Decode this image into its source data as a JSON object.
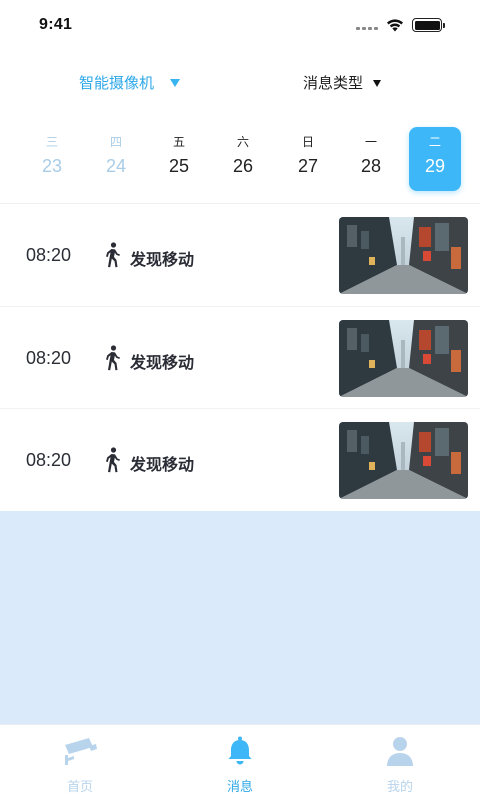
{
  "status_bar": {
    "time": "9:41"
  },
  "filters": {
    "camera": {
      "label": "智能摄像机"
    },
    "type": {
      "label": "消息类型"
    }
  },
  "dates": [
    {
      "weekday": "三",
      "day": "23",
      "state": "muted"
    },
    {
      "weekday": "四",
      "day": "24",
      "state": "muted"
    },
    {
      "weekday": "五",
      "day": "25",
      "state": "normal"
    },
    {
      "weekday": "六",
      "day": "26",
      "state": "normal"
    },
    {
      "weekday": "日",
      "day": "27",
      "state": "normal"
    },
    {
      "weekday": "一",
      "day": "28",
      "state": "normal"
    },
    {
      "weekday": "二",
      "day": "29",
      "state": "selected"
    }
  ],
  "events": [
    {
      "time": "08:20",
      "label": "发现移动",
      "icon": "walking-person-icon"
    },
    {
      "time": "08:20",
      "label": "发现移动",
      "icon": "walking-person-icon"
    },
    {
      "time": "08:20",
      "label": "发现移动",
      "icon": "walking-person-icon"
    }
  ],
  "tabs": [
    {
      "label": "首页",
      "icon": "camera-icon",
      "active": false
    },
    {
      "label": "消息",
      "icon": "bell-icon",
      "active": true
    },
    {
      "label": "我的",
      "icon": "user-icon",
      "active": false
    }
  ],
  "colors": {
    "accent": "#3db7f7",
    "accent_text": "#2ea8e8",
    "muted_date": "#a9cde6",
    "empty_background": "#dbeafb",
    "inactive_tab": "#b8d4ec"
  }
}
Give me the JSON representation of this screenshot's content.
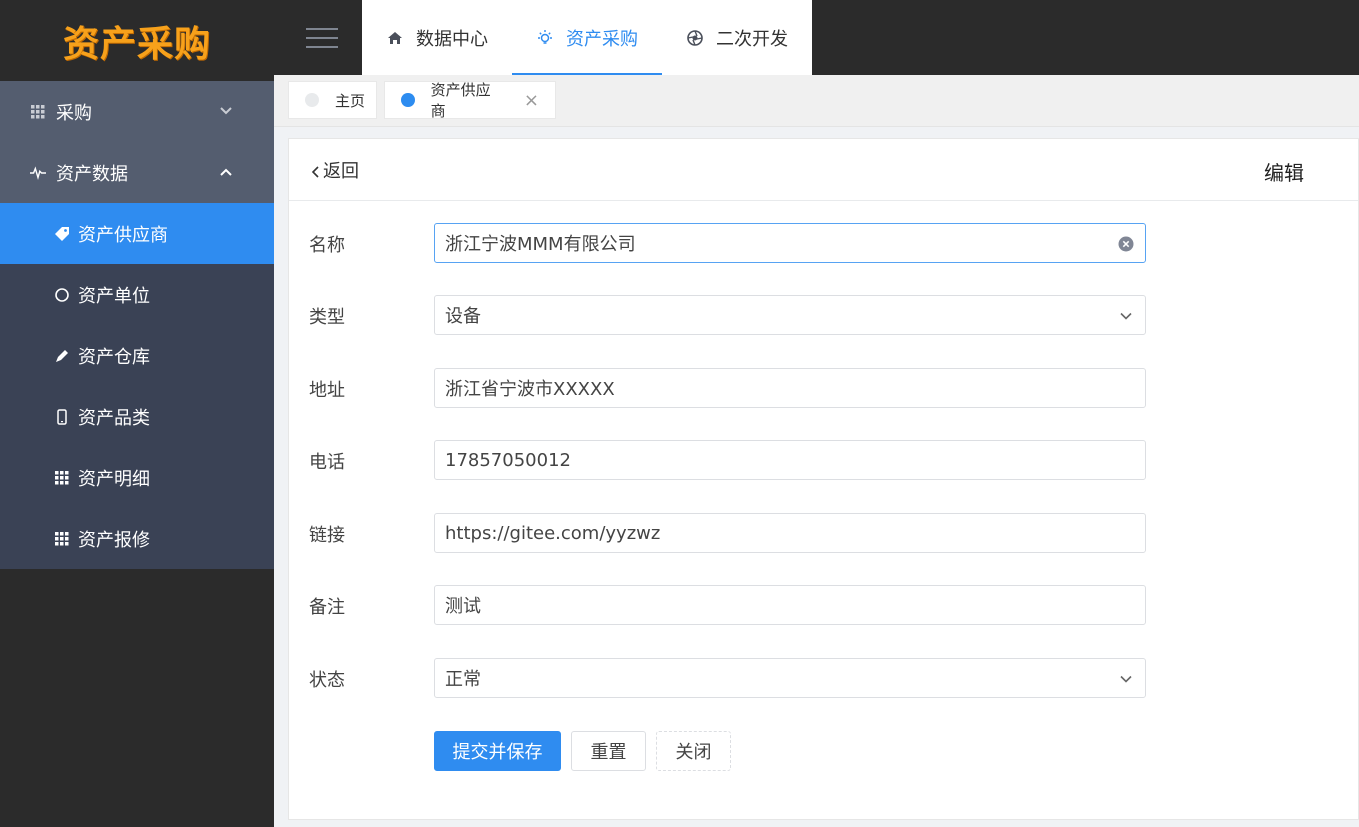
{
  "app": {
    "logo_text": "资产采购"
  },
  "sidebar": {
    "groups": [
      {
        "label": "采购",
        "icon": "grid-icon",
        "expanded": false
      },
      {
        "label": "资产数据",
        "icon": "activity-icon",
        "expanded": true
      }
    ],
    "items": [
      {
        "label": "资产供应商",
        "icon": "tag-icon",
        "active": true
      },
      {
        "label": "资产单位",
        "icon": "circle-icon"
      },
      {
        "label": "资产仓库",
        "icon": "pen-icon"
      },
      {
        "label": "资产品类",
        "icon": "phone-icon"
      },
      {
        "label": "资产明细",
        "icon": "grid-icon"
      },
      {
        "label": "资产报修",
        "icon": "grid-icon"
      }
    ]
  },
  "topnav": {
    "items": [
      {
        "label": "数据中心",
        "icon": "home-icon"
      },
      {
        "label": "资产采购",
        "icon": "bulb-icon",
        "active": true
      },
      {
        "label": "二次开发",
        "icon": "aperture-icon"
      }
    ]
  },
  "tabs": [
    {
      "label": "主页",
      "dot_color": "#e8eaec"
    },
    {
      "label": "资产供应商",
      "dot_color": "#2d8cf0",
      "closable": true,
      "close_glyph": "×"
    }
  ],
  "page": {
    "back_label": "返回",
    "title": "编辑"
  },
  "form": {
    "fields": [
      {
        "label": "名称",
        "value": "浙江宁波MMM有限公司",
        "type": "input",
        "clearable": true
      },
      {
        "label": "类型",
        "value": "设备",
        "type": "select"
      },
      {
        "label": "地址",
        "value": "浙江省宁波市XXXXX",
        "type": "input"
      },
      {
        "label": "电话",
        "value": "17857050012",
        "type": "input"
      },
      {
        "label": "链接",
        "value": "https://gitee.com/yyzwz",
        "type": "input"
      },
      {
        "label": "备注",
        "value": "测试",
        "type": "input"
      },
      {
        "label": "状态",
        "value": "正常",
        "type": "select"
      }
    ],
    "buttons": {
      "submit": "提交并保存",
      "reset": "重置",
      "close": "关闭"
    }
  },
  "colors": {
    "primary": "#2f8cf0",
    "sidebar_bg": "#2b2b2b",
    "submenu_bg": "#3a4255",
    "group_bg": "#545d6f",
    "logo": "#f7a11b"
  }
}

********************

What is the number of lines in the records that contain the word "JSON"? Answer with the number and nothing else.

• **Reply to the task**
2